What you should do: Where the string "received" occurs in the material below, report the whole line.
>> START Provided data
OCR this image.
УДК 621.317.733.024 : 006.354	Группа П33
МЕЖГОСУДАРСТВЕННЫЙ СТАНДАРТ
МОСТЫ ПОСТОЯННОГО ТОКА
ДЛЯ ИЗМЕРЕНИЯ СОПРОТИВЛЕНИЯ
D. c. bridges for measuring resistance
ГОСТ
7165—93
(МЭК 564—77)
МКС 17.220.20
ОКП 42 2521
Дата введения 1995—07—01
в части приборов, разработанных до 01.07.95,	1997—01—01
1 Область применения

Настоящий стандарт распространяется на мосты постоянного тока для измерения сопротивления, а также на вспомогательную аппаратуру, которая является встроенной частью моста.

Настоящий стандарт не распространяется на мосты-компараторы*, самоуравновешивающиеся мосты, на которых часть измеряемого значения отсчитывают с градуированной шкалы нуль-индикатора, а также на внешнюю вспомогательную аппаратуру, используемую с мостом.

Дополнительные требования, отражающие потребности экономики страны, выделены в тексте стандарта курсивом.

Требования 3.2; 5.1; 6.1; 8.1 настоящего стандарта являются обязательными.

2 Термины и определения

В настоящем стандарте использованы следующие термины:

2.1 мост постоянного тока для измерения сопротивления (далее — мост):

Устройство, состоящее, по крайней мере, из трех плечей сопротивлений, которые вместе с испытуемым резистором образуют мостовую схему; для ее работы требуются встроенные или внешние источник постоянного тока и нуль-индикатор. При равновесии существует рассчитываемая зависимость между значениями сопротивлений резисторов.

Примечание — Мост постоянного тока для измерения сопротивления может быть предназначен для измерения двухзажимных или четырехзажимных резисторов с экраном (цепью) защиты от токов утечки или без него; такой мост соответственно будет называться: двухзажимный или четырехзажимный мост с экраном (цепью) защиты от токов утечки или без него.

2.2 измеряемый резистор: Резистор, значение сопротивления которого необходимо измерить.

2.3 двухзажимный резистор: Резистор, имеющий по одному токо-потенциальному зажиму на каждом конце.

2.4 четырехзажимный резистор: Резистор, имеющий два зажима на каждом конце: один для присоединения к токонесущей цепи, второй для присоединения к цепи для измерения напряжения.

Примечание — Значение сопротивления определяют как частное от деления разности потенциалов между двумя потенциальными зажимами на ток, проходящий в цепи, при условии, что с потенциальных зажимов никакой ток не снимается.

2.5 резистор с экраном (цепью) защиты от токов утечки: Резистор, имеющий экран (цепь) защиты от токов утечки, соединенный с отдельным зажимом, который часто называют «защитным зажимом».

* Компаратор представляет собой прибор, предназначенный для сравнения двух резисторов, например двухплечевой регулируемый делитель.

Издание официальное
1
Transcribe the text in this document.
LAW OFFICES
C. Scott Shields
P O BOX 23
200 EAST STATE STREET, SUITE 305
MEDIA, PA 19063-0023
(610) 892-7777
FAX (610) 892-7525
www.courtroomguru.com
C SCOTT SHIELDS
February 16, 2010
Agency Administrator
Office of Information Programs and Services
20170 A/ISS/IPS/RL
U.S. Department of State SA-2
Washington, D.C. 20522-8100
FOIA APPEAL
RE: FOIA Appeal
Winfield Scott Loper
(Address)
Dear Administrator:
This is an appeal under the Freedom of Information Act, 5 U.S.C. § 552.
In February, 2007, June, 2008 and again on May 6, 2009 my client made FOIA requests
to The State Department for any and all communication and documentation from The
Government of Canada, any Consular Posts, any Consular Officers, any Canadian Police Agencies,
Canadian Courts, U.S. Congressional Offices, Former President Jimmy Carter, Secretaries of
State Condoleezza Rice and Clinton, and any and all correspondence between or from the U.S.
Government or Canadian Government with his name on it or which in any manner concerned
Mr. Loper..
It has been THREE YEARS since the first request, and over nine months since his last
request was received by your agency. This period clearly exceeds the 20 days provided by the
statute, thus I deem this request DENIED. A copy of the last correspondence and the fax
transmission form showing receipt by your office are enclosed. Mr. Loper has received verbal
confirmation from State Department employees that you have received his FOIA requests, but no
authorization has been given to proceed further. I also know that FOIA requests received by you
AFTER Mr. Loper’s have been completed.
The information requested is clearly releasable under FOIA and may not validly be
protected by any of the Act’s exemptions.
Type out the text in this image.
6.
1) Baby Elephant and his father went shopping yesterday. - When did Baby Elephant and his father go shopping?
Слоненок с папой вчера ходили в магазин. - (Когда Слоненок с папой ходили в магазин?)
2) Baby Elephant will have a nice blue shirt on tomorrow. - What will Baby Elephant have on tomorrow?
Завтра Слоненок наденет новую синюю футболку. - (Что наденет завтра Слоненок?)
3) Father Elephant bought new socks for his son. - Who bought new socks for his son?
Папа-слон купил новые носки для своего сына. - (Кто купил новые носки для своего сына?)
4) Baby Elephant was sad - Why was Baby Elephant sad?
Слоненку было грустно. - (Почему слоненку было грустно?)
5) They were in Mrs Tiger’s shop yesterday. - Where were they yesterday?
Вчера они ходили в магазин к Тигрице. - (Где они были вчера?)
>> END Provided data
Result of this exercise:
request was received by your agency. This period clearly exceeds the 20 days provided by the
transmission form showing receipt by your office are enclosed. Mr. Loper has received verbal
confirmation from State Department employees that you have received his FOIA requests, but no
authorization has been given to proceed further. I also know that FOIA requests received by you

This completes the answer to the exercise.